- **Provided information**

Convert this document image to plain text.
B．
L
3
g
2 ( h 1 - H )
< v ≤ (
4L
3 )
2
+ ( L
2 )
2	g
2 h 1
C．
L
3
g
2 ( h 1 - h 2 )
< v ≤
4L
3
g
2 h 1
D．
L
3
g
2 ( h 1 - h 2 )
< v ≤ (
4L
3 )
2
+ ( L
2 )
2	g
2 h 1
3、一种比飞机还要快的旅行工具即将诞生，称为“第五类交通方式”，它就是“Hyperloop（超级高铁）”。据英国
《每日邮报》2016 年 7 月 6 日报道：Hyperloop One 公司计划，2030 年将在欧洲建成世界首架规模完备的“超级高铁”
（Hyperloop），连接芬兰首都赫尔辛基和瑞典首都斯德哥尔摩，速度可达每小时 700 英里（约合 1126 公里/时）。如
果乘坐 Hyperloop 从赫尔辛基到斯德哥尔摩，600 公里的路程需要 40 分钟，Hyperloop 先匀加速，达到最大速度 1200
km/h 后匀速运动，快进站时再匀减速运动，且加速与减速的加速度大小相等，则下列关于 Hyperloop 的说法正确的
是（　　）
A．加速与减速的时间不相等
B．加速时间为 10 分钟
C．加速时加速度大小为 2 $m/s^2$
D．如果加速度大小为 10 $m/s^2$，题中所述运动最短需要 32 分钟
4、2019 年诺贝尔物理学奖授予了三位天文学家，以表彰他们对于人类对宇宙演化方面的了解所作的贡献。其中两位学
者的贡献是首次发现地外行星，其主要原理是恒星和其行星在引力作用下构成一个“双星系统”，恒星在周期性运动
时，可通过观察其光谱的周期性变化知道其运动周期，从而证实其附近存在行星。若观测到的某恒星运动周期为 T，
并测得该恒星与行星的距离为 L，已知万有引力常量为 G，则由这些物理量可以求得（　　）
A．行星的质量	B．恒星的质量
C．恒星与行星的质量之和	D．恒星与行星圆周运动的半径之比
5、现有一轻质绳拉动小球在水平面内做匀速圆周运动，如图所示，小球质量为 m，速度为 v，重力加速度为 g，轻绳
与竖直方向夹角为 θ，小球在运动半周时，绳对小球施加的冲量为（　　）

--

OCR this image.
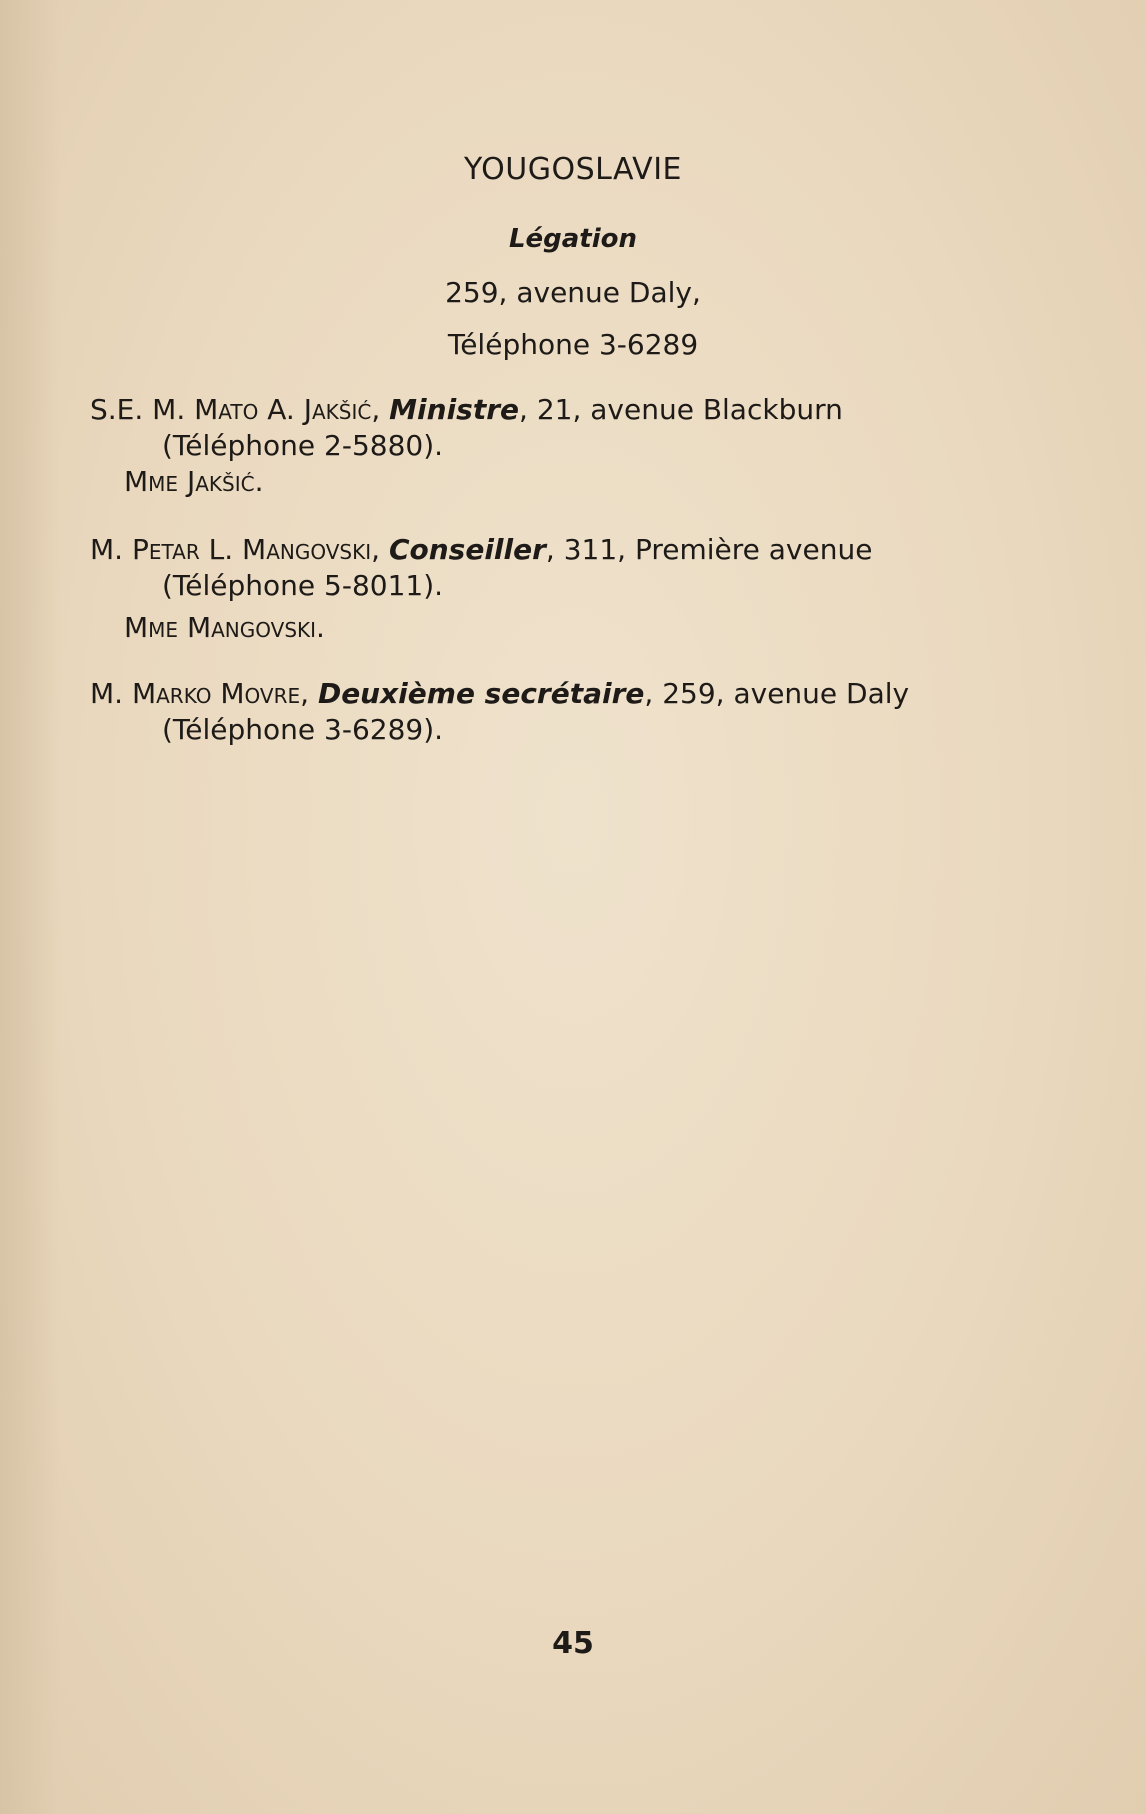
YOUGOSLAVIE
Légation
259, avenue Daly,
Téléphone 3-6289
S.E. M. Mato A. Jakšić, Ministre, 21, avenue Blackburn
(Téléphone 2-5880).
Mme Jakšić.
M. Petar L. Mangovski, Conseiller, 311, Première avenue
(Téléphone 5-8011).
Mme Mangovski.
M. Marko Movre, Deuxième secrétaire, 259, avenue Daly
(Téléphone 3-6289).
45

- **Problem description**
Look through the entries above; copy every line holding the string "Jakšić".

- **Answer**
S.E. M. Mato A. Jakšić, Ministre, 21, avenue Blackburn
Mme Jakšić.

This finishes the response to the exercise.